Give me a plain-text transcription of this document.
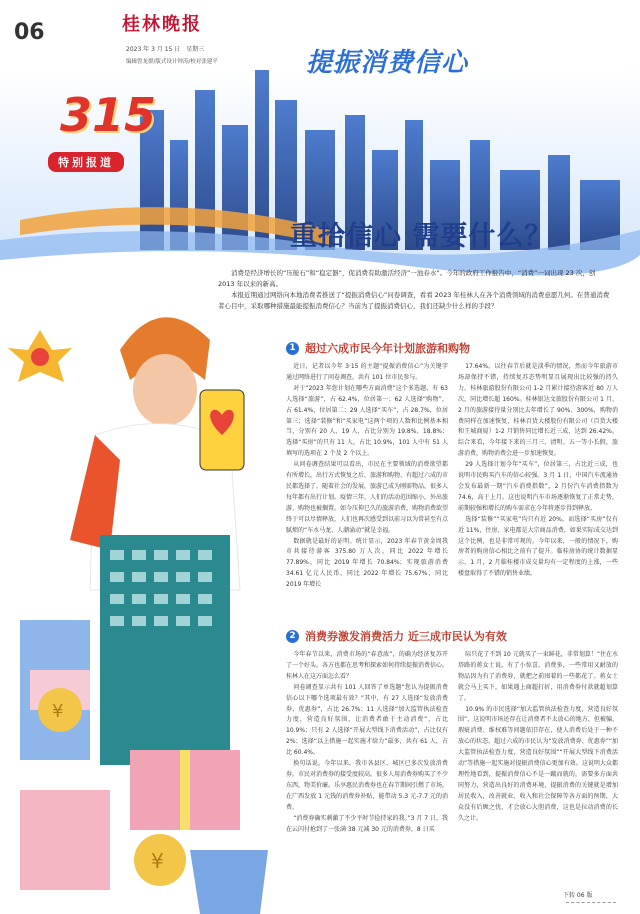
06	桂林晚报
2023 年 3 月 15 日　星期三
编辑曾龙群/版式设计钟涛/校对张建平	提振消费信心
315
特别报道
重拾信心 需要什么？

消费是经济增长的“压舱石”和“稳定器”，促消费有助激活经济“一池春水”。今年的政府工作报告中，“消费”一词出现 23 次，创 2013 年以来的新高。

本报近期通过网络向本地消费者推送了“提振消费信心”问卷调查，看看 2023 年桂林人在各个消费领域的消费意愿几何。在普通消费者心目中，采取哪种措施最能提振消费信心？当前为了提振消费信心，我们还缺少什么样的手段？

¥
¥
1 超过六成市民今年计划旅游和购物

近日，记者以今年 3·15 的主题“提振消费信心”为关键字通过网络进行了问卷调查，共有 101 位市民参与。

对于“2023 年您计划在哪些方面消费”这个多选题，有 63 人选择“旅游”，占 62.4%，位居第一；62 人选择“购物”，占 61.4%，位居第二；29 人选择“买车”，占 28.7%，位居第三；选择“装修”和“买家电”这两个项的人数和比例基本相当，分别有 20 人、19 人，占比分别为 19.8%、18.8%；选择“买房”的只有 11 人，占比 10.9%，101 人中有 51 人填写的选项在 2 个及 2 个以上。

从问卷调查结果可以看出，市民在主要领域的消费欲望都有所增长，出行方式恢复之后，旅游和购物、有超过六成的市民都选择了。随着社会的发展，旅游已成为刚需物品，很多人每年都有出行计划。疫情三年，人们的活动范围缩小，外出旅游、购物也被搁置。如今压抑已久的旅游消费，购物消费欲望终于可以尽情释放，人们也再次感受到以前习以为常甚至有点腻烦的“车水马龙、人潮涌动”就是幸福。

数据就是最好的证明。统计显示，2023 年春节黄金周我市共接待游客 375.80 万人次，同比 2022 年增长 77.89%，同比 2019 年增长 70.84%；实现旅游消费 34.61 亿元人民币，同比 2022 年增长 75.67%，同比 2019 年增长

17.64%。以往春节后就是淡季的情况，然而今年旅游市场却保持不错，持续复苏态势明显且展现出比较强的持久力。桂林旅游股份有限公司 1-2 月累计接待游客近 80 万人次，同比增长超 160%。桂林银达文旅股份有限公司 1 月、2 月的旅游接待量分别比去年增长了 90%、300%，购物消费同样在加速恢复，桂林百货大楼股份有限公司（百货大楼和王城商厦）1-2 月销售同比增长近三成，达到 26.42%。综合来看，今年接下来的三月三、清明、五一等小长假，旅游消费，购物消费会进一步加速恢复。

29 人选择计划今年“买车”，位居第三，占比近三成，也说明市民购买汽车的信心较强。3 月 1 日，中国汽车流通协会发布最新一期“汽车消费指数”，2 月份汽车消费指数为 74.6，高于上月。这也说明汽车市场逐渐恢复了正常走势，前期较强和增长的购车需求在今年将逐步得到释放。

选择“装修”“买家电”均只有近 20%，而选择“买房”仅有近 11%，住房、家电都是大宗商品消费，如果实际成交达到这个比例，也是非常可观的。今年以来，一般的情况下，购房者的购房信心相比之前有了提升。临桂房协的统计数据显示，1 月，2 月临桂楼市成交量均有一定程度的上涨，一些楼盘取得了不错的销售业绩。

2 消费券激发消费活力 近三成市民认为有效

今年春节以来，消费市场的“春意浓”，的确为经济复苏开了一个好头。各方也都在思考和探索如何持续提振消费信心。桂林人在这方面怎么看？

问卷调查显示共有 101 人回答了单选题“您认为提振消费信心以下哪个选项最有效？”其中，有 27 人选择“发放消费券、优惠券”，占比 26.7%；11 人选择“加大监管执法检查力度，营造良好氛围，让消费者敢于主动消费”，占比 10.9%；只有 2 人选择“开展大型线下消费活动”，占比仅有 2%；选择“以上措施一起实施才给力”最多，共有 61 人，占比 60.4%。

换句话说，今年以来，我市各县区、城区已多次发放消费券。市民对消费券的接受度较高，很多人用消费券购买了不少东西，物美价廉。乐享惠民消费券也在春节期间引燃了市场，在广西发放 1 元钱的消费券补贴，能带动 5.3 元-7.7 元的消费。

“消费券确实刺激了不少平时节俭持家的我。”3 月 7 日，我在云闪付抢到了一张满 38 元减 30 元的消费券，8 日买

际只花了不到 10 元就买了一束鲜花，非常划算！”住在水塔路的蒋女士说。有了小惊喜，消费多，一些常用又耐放的物品因为有了消费券，就把之前囤着的一些都花了。蒋女士就会马上买下，如果遇上商超打折，用消费券付款就超划算了。

10.9% 的市民选择“加大监管执法检查力度，营造良好氛围”，这说明市场还存在让消费者不太放心的地方，但被骗、瑕疵消费、维权难等问题依旧存在，使人消费后处于一种不放心的状态。超过六成的市民认为“发放消费券、优惠券”“加大监管执法检查力度，营造良好氛围”“开展大型线下消费活动”等措施一起实施对提振消费信心更加有效。这说明大众都理性地看到，提振消费信心不是一蹴而就的，需要多方面共同努力，营造出良好的消费环境，提振消费的关键就是增加居民收入，改善就业、收入和社会保障等各方面的预期，大众没有后顾之忧，才会放心大胆消费，这也是拉动消费的长久之计。

下转 06 版
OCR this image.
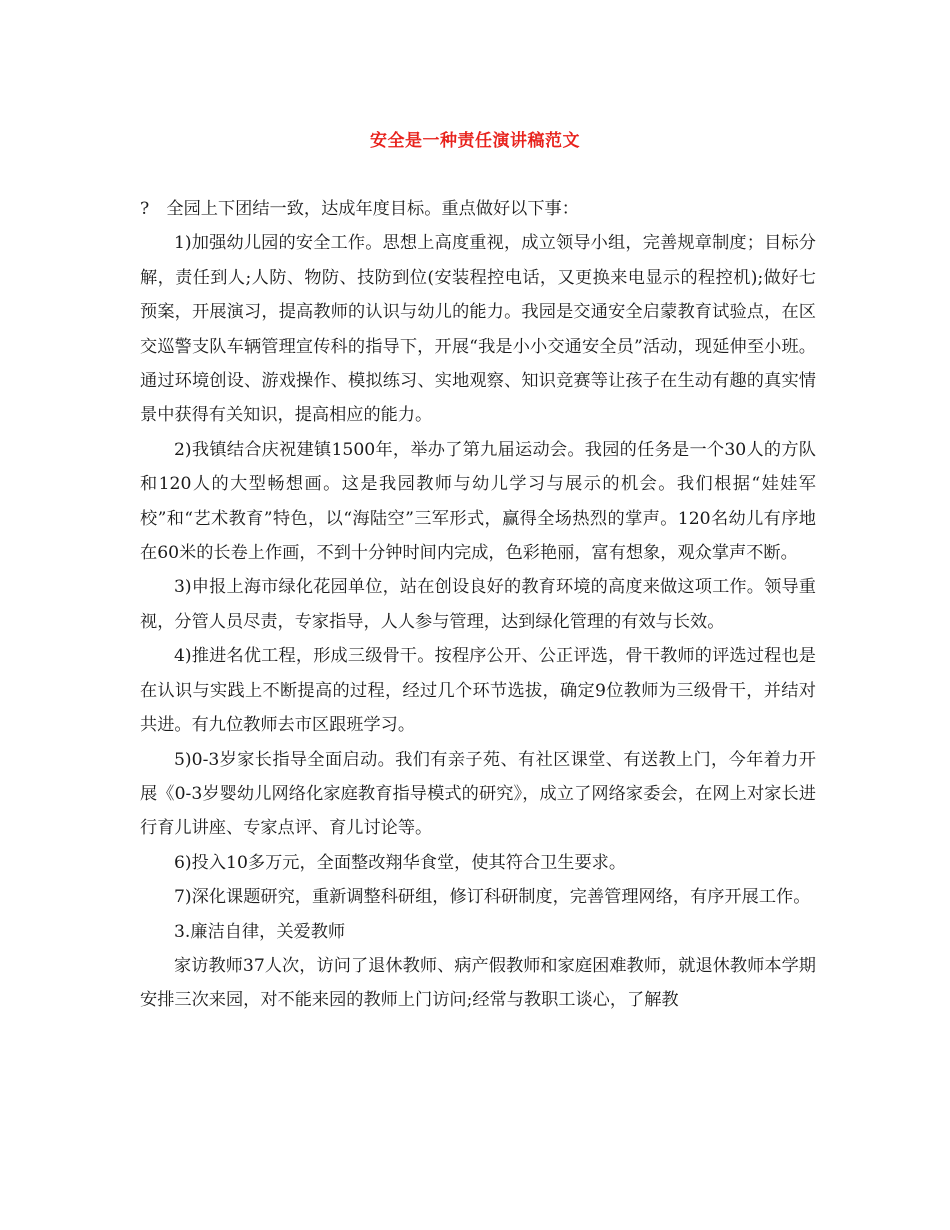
安全是一种责任演讲稿范文

?　全园上下团结一致，达成年度目标。重点做好以下事：

1)加强幼儿园的安全工作。思想上高度重视，成立领导小组，完善规章制度；目标分解，责任到人;人防、物防、技防到位(安装程控电话，又更换来电显示的程控机);做好七预案，开展演习，提高教师的认识与幼儿的能力。我园是交通安全启蒙教育试验点，在区交巡警支队车辆管理宣传科的指导下，开展“我是小小交通安全员”活动，现延伸至小班。通过环境创设、游戏操作、模拟练习、实地观察、知识竞赛等让孩子在生动有趣的真实情景中获得有关知识，提高相应的能力。

2)我镇结合庆祝建镇1500年，举办了第九届运动会。我园的任务是一个30人的方队和120人的大型畅想画。这是我园教师与幼儿学习与展示的机会。我们根据“娃娃军校”和“艺术教育”特色，以“海陆空”三军形式，赢得全场热烈的掌声。120名幼儿有序地在60米的长卷上作画，不到十分钟时间内完成，色彩艳丽，富有想象，观众掌声不断。

3)申报上海市绿化花园单位，站在创设良好的教育环境的高度来做这项工作。领导重视，分管人员尽责，专家指导，人人参与管理，达到绿化管理的有效与长效。

4)推进名优工程，形成三级骨干。按程序公开、公正评选，骨干教师的评选过程也是在认识与实践上不断提高的过程，经过几个环节选拔，确定9位教师为三级骨干，并结对共进。有九位教师去市区跟班学习。

5)0-3岁家长指导全面启动。我们有亲子苑、有社区课堂、有送教上门，今年着力开展《0-3岁婴幼儿网络化家庭教育指导模式的研究》，成立了网络家委会，在网上对家长进行育儿讲座、专家点评、育儿讨论等。

6)投入10多万元，全面整改翔华食堂，使其符合卫生要求。

7)深化课题研究，重新调整科研组，修订科研制度，完善管理网络，有序开展工作。

3.廉洁自律，关爱教师

家访教师37人次，访问了退休教师、病产假教师和家庭困难教师，就退休教师本学期安排三次来园，对不能来园的教师上门访问;经常与教职工谈心，了解教
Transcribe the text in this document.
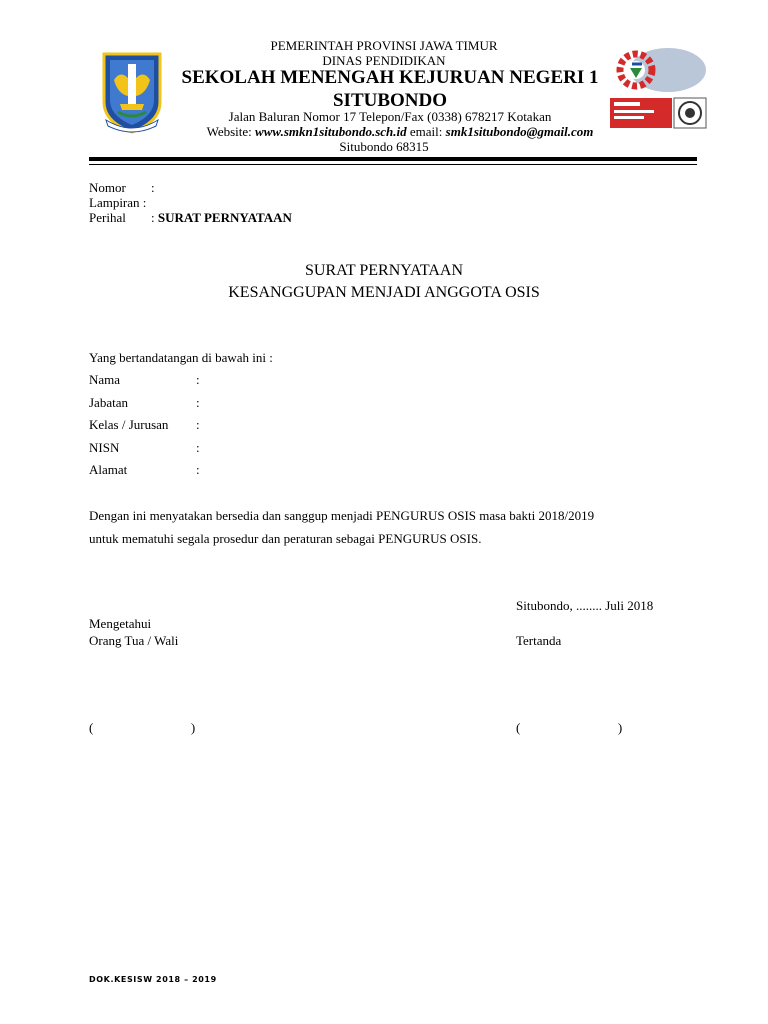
PEMERINTAH PROVINSI JAWA TIMUR
DINAS PENDIDIKAN
SEKOLAH MENENGAH KEJURUAN NEGERI 1
SITUBONDO
Jalan Baluran Nomor 17 Telepon/Fax (0338) 678217 Kotakan
Website: www.smkn1situbondo.sch.id email: smk1situbondo@gmail.com
Situbondo 68315
Nomor :
Lampiran :
Perihal : SURAT PERNYATAAN
SURAT PERNYATAAN
KESANGGUPAN MENJADI ANGGOTA OSIS
Yang bertandatangan di bawah ini :
Nama	:
Jabatan	:
Kelas / Jurusan :
NISN	:
Alamat	:
Dengan ini menyatakan bersedia dan sanggup menjadi PENGURUS OSIS masa bakti 2018/2019
untuk mematuhi segala prosedur dan peraturan sebagai PENGURUS OSIS.
Situbondo, ........ Juli 2018
Mengetahui
Orang Tua / Wali	Tertanda
(                              )	(                              )
DOK.KESISW 2018 – 2019
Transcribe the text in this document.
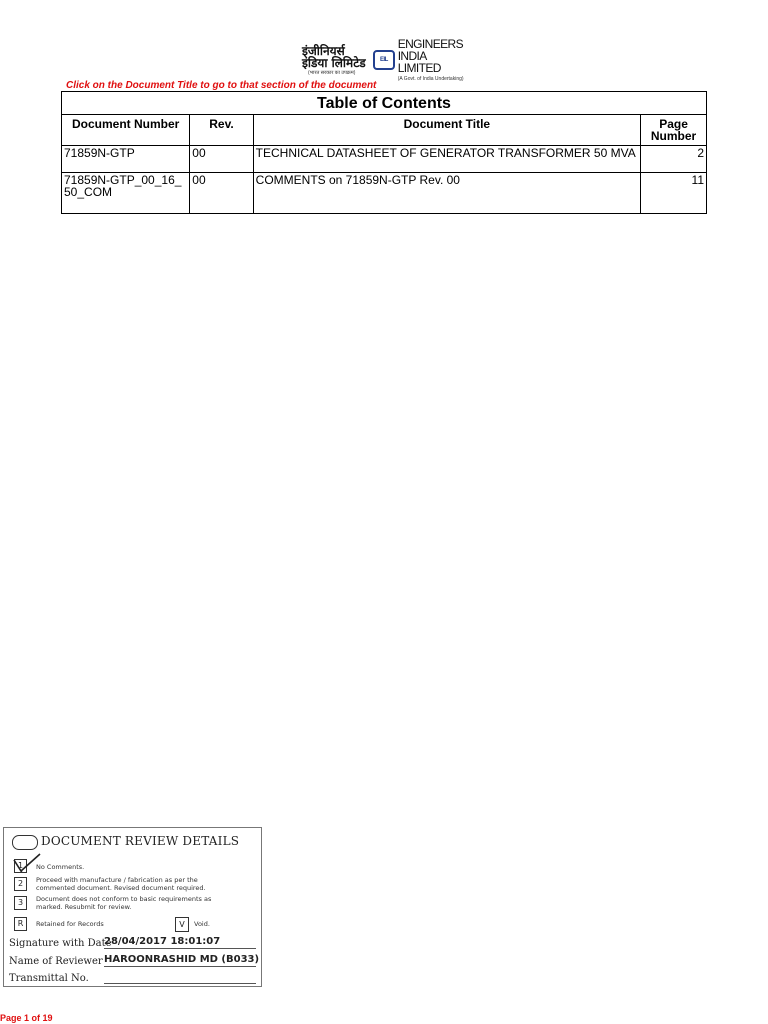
इंजीनियर्स
इंडिया लिमिटेड
(भारत सरकार का उपक्रम)
EIL
ENGINEERS
INDIA LIMITED
(A Govt. of India Undertaking)
Click on the Document Title to go to that section of the document
Table of Contents
Document Number	Rev.	Document Title	Page Number
71859N-GTP	00	TECHNICAL DATASHEET OF GENERATOR TRANSFORMER 50 MVA	2
71859N-GTP_00_16_50_COM	00	COMMENTS on 71859N-GTP Rev. 00	11
DOCUMENT REVIEW DETAILS
1	No Comments.
2	Proceed with manufacture / fabrication as per the commented document. Revised document required.
3	Document does not conform to basic requirements as marked. Resubmit for review.
R	Retained for Records	V	Void.
Signature with Date
28/04/2017 18:01:07
Name of Reviewer HAROONRASHID MD (B033)
Transmittal No.
Page 1 of 19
:::
• WORK TO DO: Each line above that includes "今年以来" should be shown.

• SOLUTION:
选择“装修”“买家电”均只有近 20%，而选择“买房”仅有近 11%，住房、家电都是大宗商品消费，如果实际成交达到这个比例，也是非常可观的。今年以来，一般的情况下，购房者的购房信心相比之前有了提升。临桂房协的统计数据显示，1 月，2 月临桂楼市成交量均有一定程度的上涨，一些楼盘取得了不错的销售业绩。
换句话说，今年以来，我市各县区、城区已多次发放消费券。市民对消费券的接受度较高，很多人用消费券购买了不少东西，物美价廉。乐享惠民消费券也在春节期间引燃了市场，在广西发放 1 元钱的消费券补贴，能带动 5.3 元-7.7 元的消费。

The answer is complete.